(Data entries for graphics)
....

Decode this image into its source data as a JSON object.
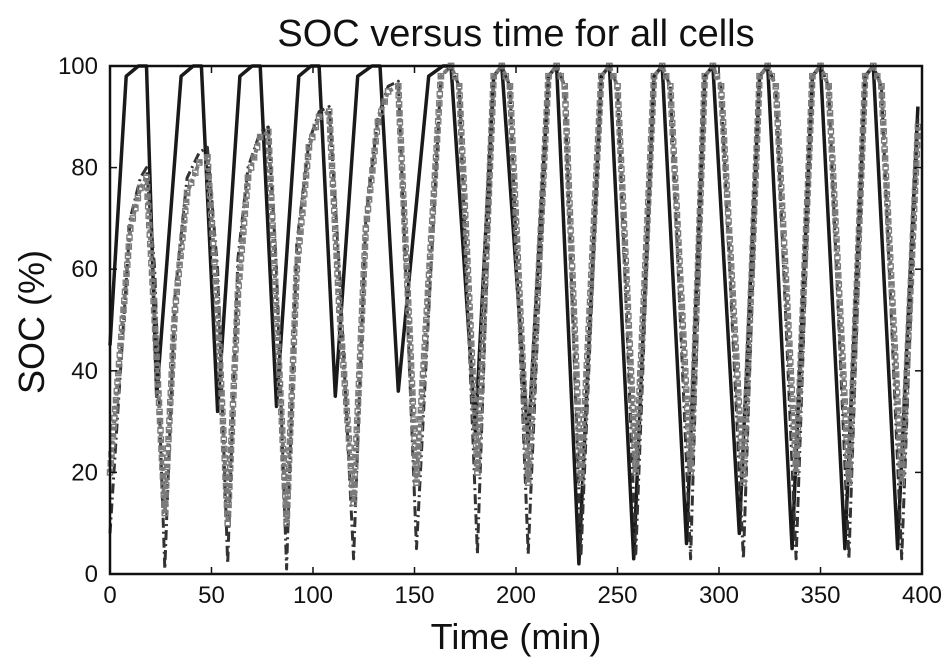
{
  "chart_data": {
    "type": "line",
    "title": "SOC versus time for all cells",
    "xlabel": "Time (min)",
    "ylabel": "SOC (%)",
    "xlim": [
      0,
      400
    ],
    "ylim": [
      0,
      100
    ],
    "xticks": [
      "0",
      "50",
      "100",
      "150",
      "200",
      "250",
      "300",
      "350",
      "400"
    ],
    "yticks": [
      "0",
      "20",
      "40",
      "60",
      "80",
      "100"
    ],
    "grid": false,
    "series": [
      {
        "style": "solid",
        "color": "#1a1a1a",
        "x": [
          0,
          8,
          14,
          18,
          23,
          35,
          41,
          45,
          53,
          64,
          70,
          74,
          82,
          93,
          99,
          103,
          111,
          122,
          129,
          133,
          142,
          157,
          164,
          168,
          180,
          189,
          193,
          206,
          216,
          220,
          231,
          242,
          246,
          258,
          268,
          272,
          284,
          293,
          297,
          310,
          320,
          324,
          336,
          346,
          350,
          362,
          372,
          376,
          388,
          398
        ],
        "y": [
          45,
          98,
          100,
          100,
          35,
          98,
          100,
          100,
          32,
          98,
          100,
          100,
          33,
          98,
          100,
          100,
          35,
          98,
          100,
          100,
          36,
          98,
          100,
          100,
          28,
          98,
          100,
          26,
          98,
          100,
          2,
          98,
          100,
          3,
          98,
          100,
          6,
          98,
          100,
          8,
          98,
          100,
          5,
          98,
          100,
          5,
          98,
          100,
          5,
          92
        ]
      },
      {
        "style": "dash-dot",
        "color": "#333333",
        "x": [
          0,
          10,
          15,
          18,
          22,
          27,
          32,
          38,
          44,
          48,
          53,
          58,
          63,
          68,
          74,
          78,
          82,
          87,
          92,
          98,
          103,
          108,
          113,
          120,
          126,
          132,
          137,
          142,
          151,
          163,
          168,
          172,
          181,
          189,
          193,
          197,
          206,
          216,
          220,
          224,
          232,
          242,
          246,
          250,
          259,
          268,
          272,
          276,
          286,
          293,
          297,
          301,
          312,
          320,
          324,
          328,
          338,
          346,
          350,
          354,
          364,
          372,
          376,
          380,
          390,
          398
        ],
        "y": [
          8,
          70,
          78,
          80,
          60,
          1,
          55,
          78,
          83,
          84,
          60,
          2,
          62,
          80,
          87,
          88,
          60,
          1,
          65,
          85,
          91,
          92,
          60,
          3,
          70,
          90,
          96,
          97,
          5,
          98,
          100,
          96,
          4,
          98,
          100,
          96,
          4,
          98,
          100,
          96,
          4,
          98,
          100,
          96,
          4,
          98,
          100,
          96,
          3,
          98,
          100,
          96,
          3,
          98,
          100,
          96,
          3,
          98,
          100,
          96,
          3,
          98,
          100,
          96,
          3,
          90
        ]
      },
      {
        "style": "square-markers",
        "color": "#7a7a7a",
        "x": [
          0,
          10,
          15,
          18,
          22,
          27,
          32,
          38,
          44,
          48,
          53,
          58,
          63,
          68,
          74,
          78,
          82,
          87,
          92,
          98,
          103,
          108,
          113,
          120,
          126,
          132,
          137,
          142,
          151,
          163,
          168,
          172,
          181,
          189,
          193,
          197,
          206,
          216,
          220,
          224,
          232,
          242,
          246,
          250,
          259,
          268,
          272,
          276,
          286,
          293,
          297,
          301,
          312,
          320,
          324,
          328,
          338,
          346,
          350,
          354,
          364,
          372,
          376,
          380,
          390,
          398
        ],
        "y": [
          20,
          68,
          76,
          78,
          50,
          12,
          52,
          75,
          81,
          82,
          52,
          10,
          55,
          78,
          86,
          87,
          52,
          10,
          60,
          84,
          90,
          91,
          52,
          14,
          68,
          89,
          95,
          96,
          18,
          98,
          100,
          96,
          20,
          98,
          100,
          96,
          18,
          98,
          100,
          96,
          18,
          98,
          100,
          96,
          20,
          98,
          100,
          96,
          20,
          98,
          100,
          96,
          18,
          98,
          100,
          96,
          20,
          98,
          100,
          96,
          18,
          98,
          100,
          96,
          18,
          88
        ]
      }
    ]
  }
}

....

# [PROBLEM STATEMENT]
Transcribe the records verbatim, excluding pictures.

# [WRITTEN ANSWER]
Decode this image into its source data as a JSON object.
{
  "chart_data": {
    "type": "line",
    "title": "SOC versus time for all cells",
    "xlabel": "Time (min)",
    "ylabel": "SOC (%)",
    "xlim": [
      0,
      400
    ],
    "ylim": [
      0,
      100
    ],
    "xticks": [
      "0",
      "50",
      "100",
      "150",
      "200",
      "250",
      "300",
      "350",
      "400"
    ],
    "yticks": [
      "0",
      "20",
      "40",
      "60",
      "80",
      "100"
    ],
    "grid": false,
    "series": [
      {
        "style": "solid",
        "color": "#1a1a1a",
        "x": [
          0,
          8,
          14,
          18,
          23,
          35,
          41,
          45,
          53,
          64,
          70,
          74,
          82,
          93,
          99,
          103,
          111,
          122,
          129,
          133,
          142,
          157,
          164,
          168,
          180,
          189,
          193,
          206,
          216,
          220,
          231,
          242,
          246,
          258,
          268,
          272,
          284,
          293,
          297,
          310,
          320,
          324,
          336,
          346,
          350,
          362,
          372,
          376,
          388,
          398
        ],
        "y": [
          45,
          98,
          100,
          100,
          35,
          98,
          100,
          100,
          32,
          98,
          100,
          100,
          33,
          98,
          100,
          100,
          35,
          98,
          100,
          100,
          36,
          98,
          100,
          100,
          28,
          98,
          100,
          26,
          98,
          100,
          2,
          98,
          100,
          3,
          98,
          100,
          6,
          98,
          100,
          8,
          98,
          100,
          5,
          98,
          100,
          5,
          98,
          100,
          5,
          92
        ]
      },
      {
        "style": "dash-dot",
        "color": "#333333",
        "x": [
          0,
          10,
          15,
          18,
          22,
          27,
          32,
          38,
          44,
          48,
          53,
          58,
          63,
          68,
          74,
          78,
          82,
          87,
          92,
          98,
          103,
          108,
          113,
          120,
          126,
          132,
          137,
          142,
          151,
          163,
          168,
          172,
          181,
          189,
          193,
          197,
          206,
          216,
          220,
          224,
          232,
          242,
          246,
          250,
          259,
          268,
          272,
          276,
          286,
          293,
          297,
          301,
          312,
          320,
          324,
          328,
          338,
          346,
          350,
          354,
          364,
          372,
          376,
          380,
          390,
          398
        ],
        "y": [
          8,
          70,
          78,
          80,
          60,
          1,
          55,
          78,
          83,
          84,
          60,
          2,
          62,
          80,
          87,
          88,
          60,
          1,
          65,
          85,
          91,
          92,
          60,
          3,
          70,
          90,
          96,
          97,
          5,
          98,
          100,
          96,
          4,
          98,
          100,
          96,
          4,
          98,
          100,
          96,
          4,
          98,
          100,
          96,
          4,
          98,
          100,
          96,
          3,
          98,
          100,
          96,
          3,
          98,
          100,
          96,
          3,
          98,
          100,
          96,
          3,
          98,
          100,
          96,
          3,
          90
        ]
      },
      {
        "style": "square-markers",
        "color": "#7a7a7a",
        "x": [
          0,
          10,
          15,
          18,
          22,
          27,
          32,
          38,
          44,
          48,
          53,
          58,
          63,
          68,
          74,
          78,
          82,
          87,
          92,
          98,
          103,
          108,
          113,
          120,
          126,
          132,
          137,
          142,
          151,
          163,
          168,
          172,
          181,
          189,
          193,
          197,
          206,
          216,
          220,
          224,
          232,
          242,
          246,
          250,
          259,
          268,
          272,
          276,
          286,
          293,
          297,
          301,
          312,
          320,
          324,
          328,
          338,
          346,
          350,
          354,
          364,
          372,
          376,
          380,
          390,
          398
        ],
        "y": [
          20,
          68,
          76,
          78,
          50,
          12,
          52,
          75,
          81,
          82,
          52,
          10,
          55,
          78,
          86,
          87,
          52,
          10,
          60,
          84,
          90,
          91,
          52,
          14,
          68,
          89,
          95,
          96,
          18,
          98,
          100,
          96,
          20,
          98,
          100,
          96,
          18,
          98,
          100,
          96,
          18,
          98,
          100,
          96,
          20,
          98,
          100,
          96,
          20,
          98,
          100,
          96,
          18,
          98,
          100,
          96,
          20,
          98,
          100,
          96,
          18,
          98,
          100,
          96,
          18,
          88
        ]
      }
    ]
  }
}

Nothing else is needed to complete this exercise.